(Source records)
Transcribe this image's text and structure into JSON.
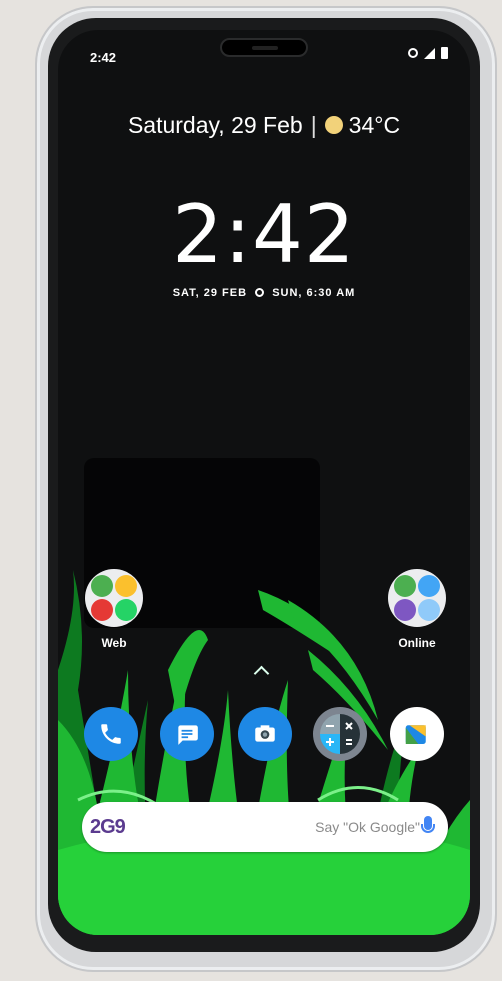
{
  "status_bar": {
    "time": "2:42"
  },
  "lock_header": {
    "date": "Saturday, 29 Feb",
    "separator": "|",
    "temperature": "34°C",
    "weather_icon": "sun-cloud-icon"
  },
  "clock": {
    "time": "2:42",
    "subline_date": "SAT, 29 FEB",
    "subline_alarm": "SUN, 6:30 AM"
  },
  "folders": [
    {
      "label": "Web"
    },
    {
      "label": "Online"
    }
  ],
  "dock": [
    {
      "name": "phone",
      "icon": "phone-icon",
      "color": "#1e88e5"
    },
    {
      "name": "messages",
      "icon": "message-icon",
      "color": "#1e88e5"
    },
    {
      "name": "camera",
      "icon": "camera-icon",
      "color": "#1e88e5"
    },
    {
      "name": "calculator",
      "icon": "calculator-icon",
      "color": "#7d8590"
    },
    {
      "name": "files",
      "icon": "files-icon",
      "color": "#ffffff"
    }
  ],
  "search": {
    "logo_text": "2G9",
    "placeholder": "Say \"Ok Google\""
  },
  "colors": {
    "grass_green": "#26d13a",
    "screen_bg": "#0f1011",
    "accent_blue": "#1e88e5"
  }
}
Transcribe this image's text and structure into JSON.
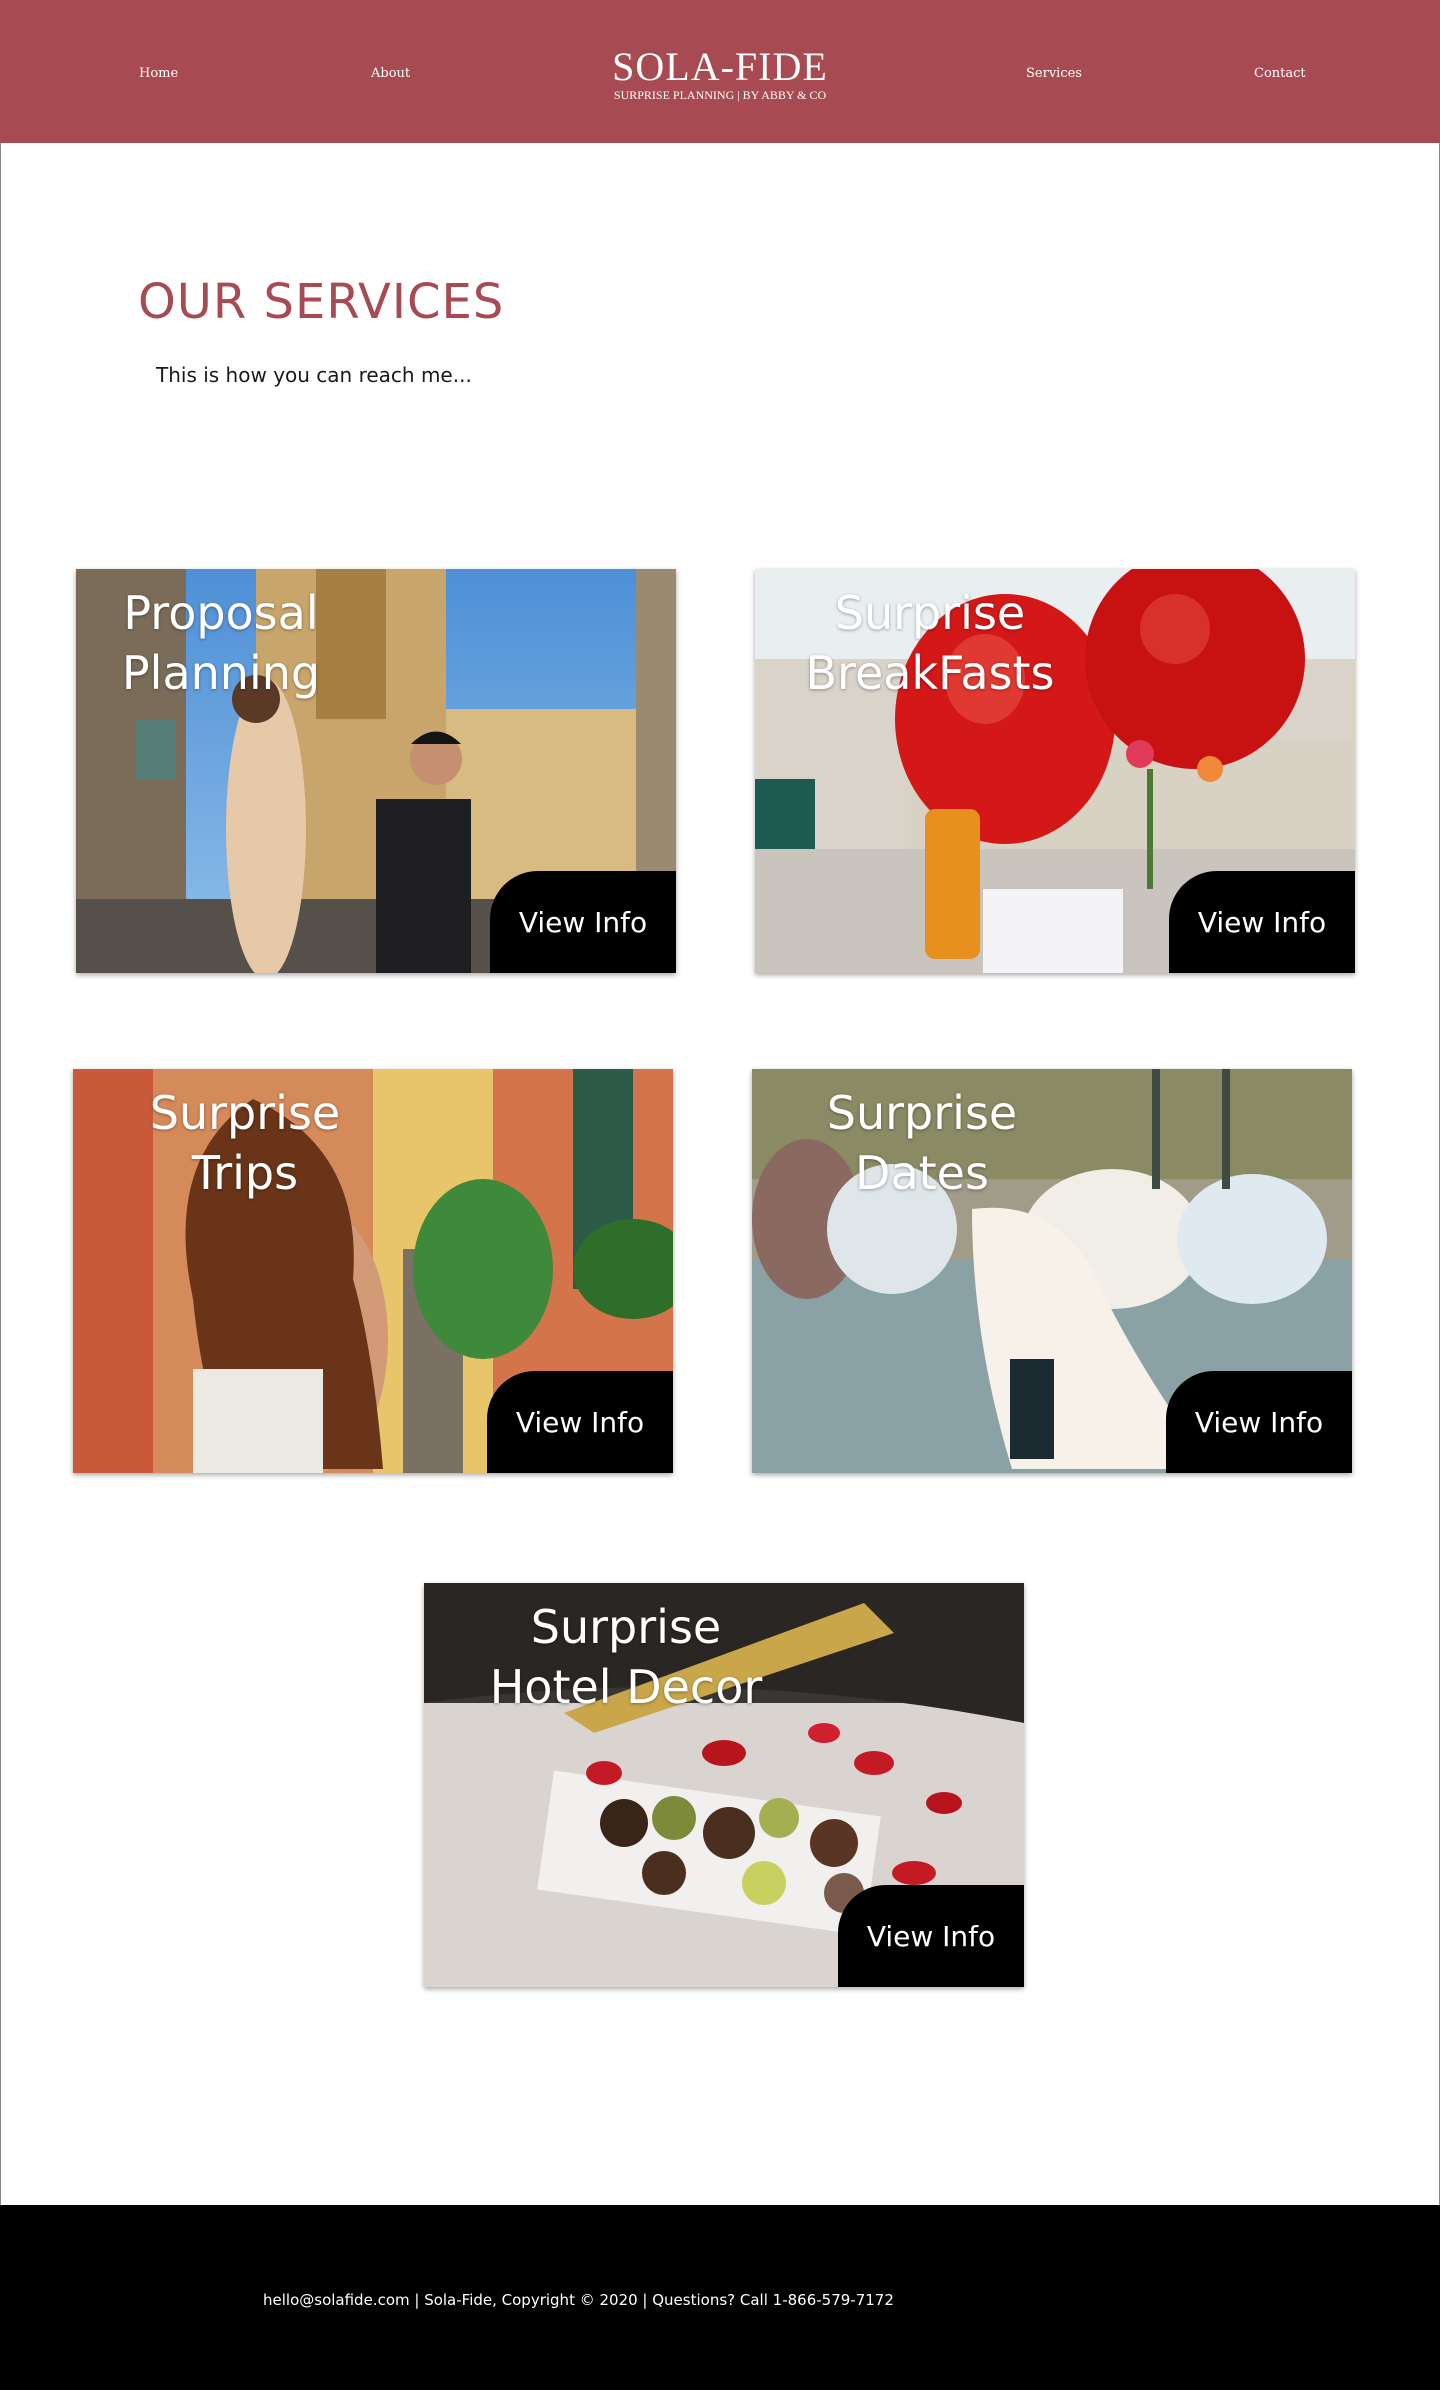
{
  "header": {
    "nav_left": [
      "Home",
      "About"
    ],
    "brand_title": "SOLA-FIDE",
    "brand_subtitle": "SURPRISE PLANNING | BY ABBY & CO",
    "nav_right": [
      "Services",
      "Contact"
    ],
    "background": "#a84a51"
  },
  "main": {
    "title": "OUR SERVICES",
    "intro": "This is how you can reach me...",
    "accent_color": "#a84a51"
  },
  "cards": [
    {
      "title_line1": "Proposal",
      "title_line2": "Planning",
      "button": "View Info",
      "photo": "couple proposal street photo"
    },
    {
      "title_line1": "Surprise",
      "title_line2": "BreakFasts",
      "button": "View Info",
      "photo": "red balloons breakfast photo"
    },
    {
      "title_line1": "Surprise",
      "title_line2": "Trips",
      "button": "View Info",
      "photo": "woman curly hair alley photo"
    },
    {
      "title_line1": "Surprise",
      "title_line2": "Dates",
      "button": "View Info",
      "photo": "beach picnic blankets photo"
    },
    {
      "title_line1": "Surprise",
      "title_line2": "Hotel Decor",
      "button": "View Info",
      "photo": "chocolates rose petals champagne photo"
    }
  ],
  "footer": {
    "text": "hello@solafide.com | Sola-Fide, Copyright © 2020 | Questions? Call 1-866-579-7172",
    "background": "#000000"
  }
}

» WHAT IS ASKED
Write out every line of the preceding listing that contains "background".

» OUTPUT OF THE TASK
    "background": "#a84a51"
    "background": "#000000"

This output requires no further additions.